Sosial kontrol dan koreksi, istilah agamanya “amar ma’ruf nahi munkar” (memerintahkan yang baik dan melarang yang buruk). Kewajiban itu selain menjadi tugas seorang Mubalig (Ulama), juga menjadi tugas utama dari sebuah media massa. Bahaya yang ditimbulkan bila hal ini diabaikan, dapat mendatangkan bencana secara umum, atau doa sama sekali akan tertolak. Dinyatakan dalam sebuah hadist Nabi, “Sesungguhnya manusia jika melihat kemungkaran, lalu tidak berusaha menegurnya (menghentikannya), maka Allah akan mempercepat siksaaan secara umum, atau doanya tidak akan terkabul” ( R.Thirmudzi dari Abu Hudzaifah).
Itulah beberapa inti utama dari fungsi media massa yang selayaknya juga diperankan oleh media massa termasuk stasiun televisi. Bahwa televisi juga mempunyai fungsi hiburan, maka harus kita akui, tetapi jika seluruhnya adalah hiburan, maka akan diletakkan dimana, fungsi yang lain tersebut ?. Kalaupun ada fungsi lain tersebut, maka berapa persentasenya. Jangan-jangan mayoritas tayangannya, hanyalah hiburan semata.

■ Rumusan Soal 1
Tuliskan isi setiap tanda kurung yang terdapat dalam kutipan tentang fungsi media massa.
■ Rumusan Soal 2
Temukan semua baris dalam catatan yang memuat kata "instance", lalu salin setiap baris tersebut.

■ Entri Data
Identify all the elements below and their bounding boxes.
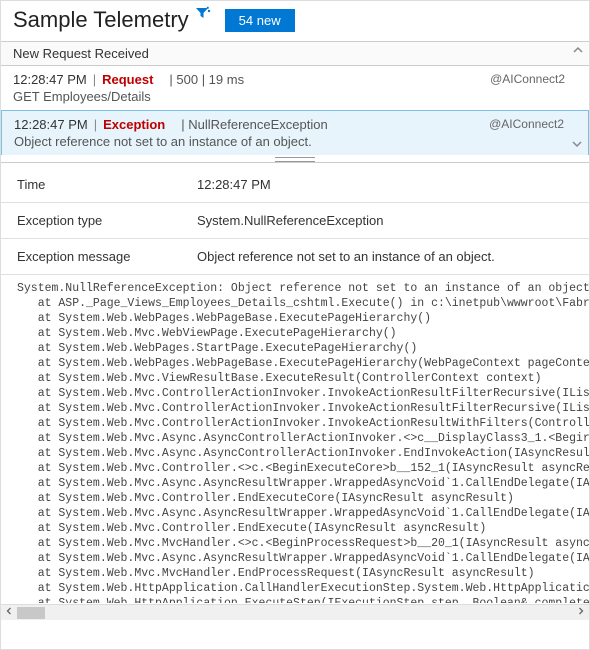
- event-detail: Object reference not set to an instance …: [14, 134, 576, 149]
- event-kind: Exception: [103, 117, 165, 132]
- detail-label: Time: [17, 177, 197, 192]
- event-source: @AIConnect2: [489, 117, 564, 131]
- detail-value: Object reference not set to an instance …: [197, 249, 573, 264]
- separator: |: [93, 72, 96, 87]
- event-row[interactable]: 12:28:47 PM | Request | 500 | 19 ms @AIC…: [1, 66, 589, 111]
- event-kind: Request: [102, 72, 153, 87]
- detail-value: System.NullReferenceException: [197, 213, 573, 228]
- detail-value: 12:28:47 PM: [197, 177, 573, 192]
- detail-label: Exception type: [17, 213, 197, 228]
- page-title: Sample Telemetry: [13, 7, 189, 33]
- event-banner: New Request Received: [1, 42, 589, 66]
- detail-row-time: Time 12:28:47 PM: [1, 167, 589, 203]
- splitter-handle[interactable]: [1, 155, 589, 163]
- separator: |: [94, 117, 97, 132]
- event-detail: GET Employees/Details: [13, 89, 577, 104]
- detail-label: Exception message: [17, 249, 197, 264]
- filter-icon[interactable]: [195, 6, 211, 27]
- event-time: 12:28:47 PM: [14, 117, 88, 132]
- scrollbar-track[interactable]: [17, 605, 573, 620]
- event-row[interactable]: 12:28:47 PM | Exception | NullReferenceE…: [1, 110, 589, 156]
- event-source: @AIConnect2: [490, 72, 565, 86]
- detail-row-exception-message: Exception message Object reference not s…: [1, 239, 589, 275]
- stack-trace: System.NullReferenceException: Object re…: [1, 275, 589, 603]
- scroll-right-icon[interactable]: [573, 607, 589, 618]
- event-meta: | NullReferenceException: [181, 117, 327, 132]
- details-panel: Time 12:28:47 PM Exception type System.N…: [1, 163, 589, 620]
- scroll-up-icon[interactable]: [571, 45, 585, 58]
- scroll-down-icon[interactable]: [570, 139, 584, 152]
- event-banner-text: New Request Received: [13, 46, 149, 61]
- event-meta: | 500 | 19 ms: [169, 72, 244, 87]
- event-time: 12:28:47 PM: [13, 72, 87, 87]
- event-list: New Request Received 12:28:47 PM | Reque…: [1, 41, 589, 156]
- horizontal-scrollbar[interactable]: [1, 604, 589, 620]
- new-events-badge[interactable]: 54 new: [225, 9, 295, 32]
- stack-trace-container: System.NullReferenceException: Object re…: [1, 275, 589, 620]
- detail-row-exception-type: Exception type System.NullReferenceExcep…: [1, 203, 589, 239]
- scroll-left-icon[interactable]: [1, 607, 17, 618]
- scrollbar-thumb[interactable]: [17, 607, 45, 619]
- panel-header: Sample Telemetry 54 new: [1, 1, 589, 41]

■ Jawaban Benar 1
- memerintahkan yang baik dan melarang yang buruk
- Ulama
- menghentikannya
- R.Thirmudzi dari Abu Hudzaifah

■ Jawaban Benar 2
- event-detail: Object reference not set to an instance …: [14, 134, 576, 149]
- detail-value: Object reference not set to an instance …: [197, 249, 573, 264]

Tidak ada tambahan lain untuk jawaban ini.